_Your task:_ The listing below must be repeated word for word, with its images excluded.

_The data:_
____
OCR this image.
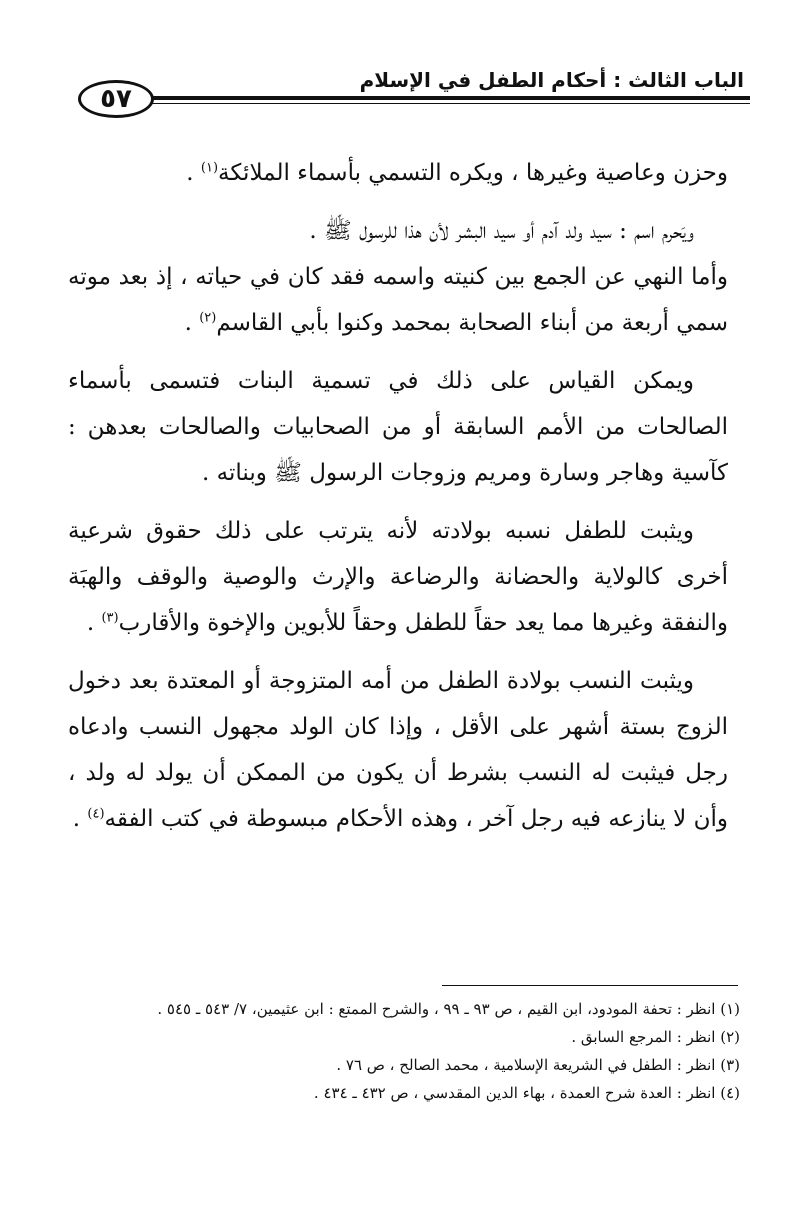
الباب الثالث : أحكام الطفل في الإسلام
٥٧

وحزن وعاصية وغيرها ، ويكره التسمي بأسماء الملائكة$^{(١)}$ .

ويَحرم اسم : سيد ولد آدم أو سيد البشر لأن هذا للرسول ﷺ .

وأما النهي عن الجمع بين كنيته واسمه فقد كان في حياته ، إذ بعد موته سمي أربعة من أبناء الصحابة بمحمد وكنوا بأبي القاسم$^{(٢)}$ .

ويمكن القياس على ذلك في تسمية البنات فتسمى بأسماء الصالحات من الأمم السابقة أو من الصحابيات والصالحات بعدهن : كآسية وهاجر وسارة ومريم وزوجات الرسول ﷺ وبناته .

ويثبت للطفل نسبه بولادته لأنه يترتب على ذلك حقوق شرعية أخرى كالولاية والحضانة والرضاعة والإرث والوصية والوقف والهبَة والنفقة وغيرها مما يعد حقاً للطفل وحقاً للأبوين والإخوة والأقارب$^{(٣)}$ .

ويثبت النسب بولادة الطفل من أمه المتزوجة أو المعتدة بعد دخول الزوج بستة أشهر على الأقل ، وإذا كان الولد مجهول النسب وادعاه رجل فيثبت له النسب بشرط أن يكون من الممكن أن يولد له ولد ، وأن لا ينازعه فيه رجل آخر ، وهذه الأحكام مبسوطة في كتب الفقه$^{(٤)}$ .

(١) انظر : تحفة المودود، ابن القيم ، ص ٩٣ ـ ٩٩ ، والشرح الممتع : ابن عثيمين، ٧/ ٥٤٣ ـ ٥٤٥ .
(٢) انظر : المرجع السابق .
(٣) انظر : الطفل في الشريعة الإسلامية ، محمد الصالح ، ص ٧٦ .
(٤) انظر : العدة شرح العمدة ، بهاء الدين المقدسي ، ص ٤٣٢ ـ ٤٣٤ .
____
_The solution:_
OCR this image.
الباب الثالث : أحكام الطفل في الإسلام
٥٧

وحزن وعاصية وغيرها ، ويكره التسمي بأسماء الملائكة$^{(١)}$ .

ويَحرم اسم : سيد ولد آدم أو سيد البشر لأن هذا للرسول ﷺ .

وأما النهي عن الجمع بين كنيته واسمه فقد كان في حياته ، إذ بعد موته سمي أربعة من أبناء الصحابة بمحمد وكنوا بأبي القاسم$^{(٢)}$ .

ويمكن القياس على ذلك في تسمية البنات فتسمى بأسماء الصالحات من الأمم السابقة أو من الصحابيات والصالحات بعدهن : كآسية وهاجر وسارة ومريم وزوجات الرسول ﷺ وبناته .

ويثبت للطفل نسبه بولادته لأنه يترتب على ذلك حقوق شرعية أخرى كالولاية والحضانة والرضاعة والإرث والوصية والوقف والهبَة والنفقة وغيرها مما يعد حقاً للطفل وحقاً للأبوين والإخوة والأقارب$^{(٣)}$ .

ويثبت النسب بولادة الطفل من أمه المتزوجة أو المعتدة بعد دخول الزوج بستة أشهر على الأقل ، وإذا كان الولد مجهول النسب وادعاه رجل فيثبت له النسب بشرط أن يكون من الممكن أن يولد له ولد ، وأن لا ينازعه فيه رجل آخر ، وهذه الأحكام مبسوطة في كتب الفقه$^{(٤)}$ .

(١) انظر : تحفة المودود، ابن القيم ، ص ٩٣ ـ ٩٩ ، والشرح الممتع : ابن عثيمين، ٧/ ٥٤٣ ـ ٥٤٥ .
(٢) انظر : المرجع السابق .
(٣) انظر : الطفل في الشريعة الإسلامية ، محمد الصالح ، ص ٧٦ .
(٤) انظر : العدة شرح العمدة ، بهاء الدين المقدسي ، ص ٤٣٢ ـ ٤٣٤ .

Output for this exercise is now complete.